Transcribe the whole listing without a single picture.

/---

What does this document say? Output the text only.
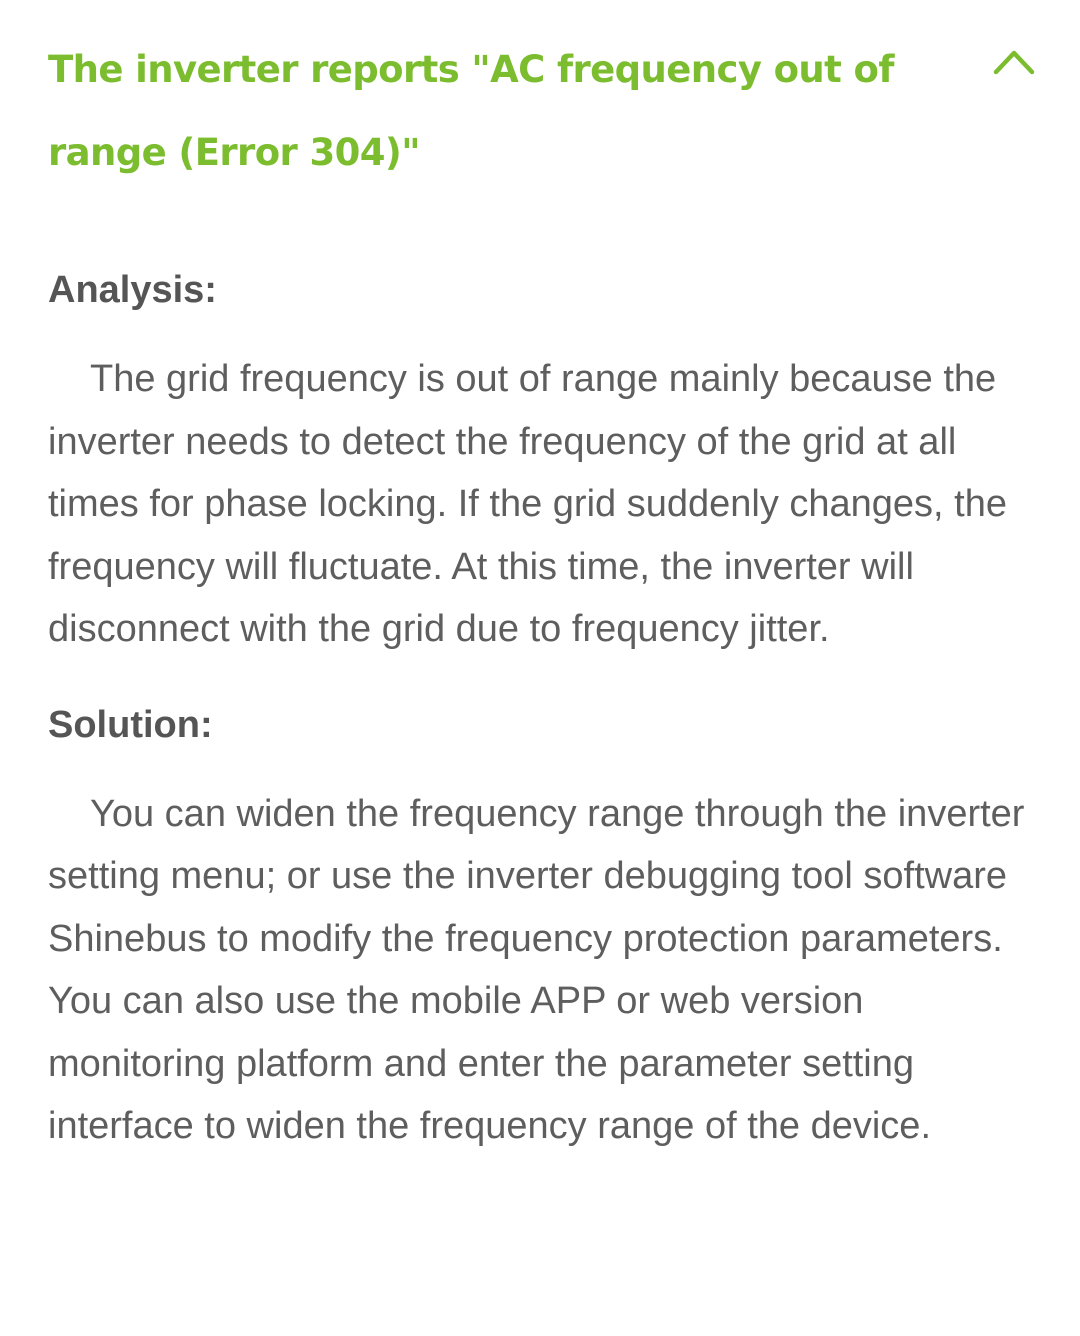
The inverter reports "AC frequency out of range (Error 304)"
Analysis:

The grid frequency is out of range mainly because the inverter needs to detect the frequency of the grid at all times for phase locking. If the grid suddenly changes, the frequency will fluctuate. At this time, the inverter will disconnect with the grid due to frequency jitter.

Solution:

You can widen the frequency range through the inverter setting menu; or use the inverter debugging tool software Shinebus to modify the frequency protection parameters. You can also use the mobile APP or web version monitoring platform and enter the parameter setting interface to widen the frequency range of the device.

\---

Correct result:
What does this document say? Output the text only.
The inverter reports "AC frequency out of range (Error 304)"
Analysis:

The grid frequency is out of range mainly because the inverter needs to detect the frequency of the grid at all times for phase locking. If the grid suddenly changes, the frequency will fluctuate. At this time, the inverter will disconnect with the grid due to frequency jitter.

Solution:

You can widen the frequency range through the inverter setting menu; or use the inverter debugging tool software Shinebus to modify the frequency protection parameters. You can also use the mobile APP or web version monitoring platform and enter the parameter setting interface to widen the frequency range of the device.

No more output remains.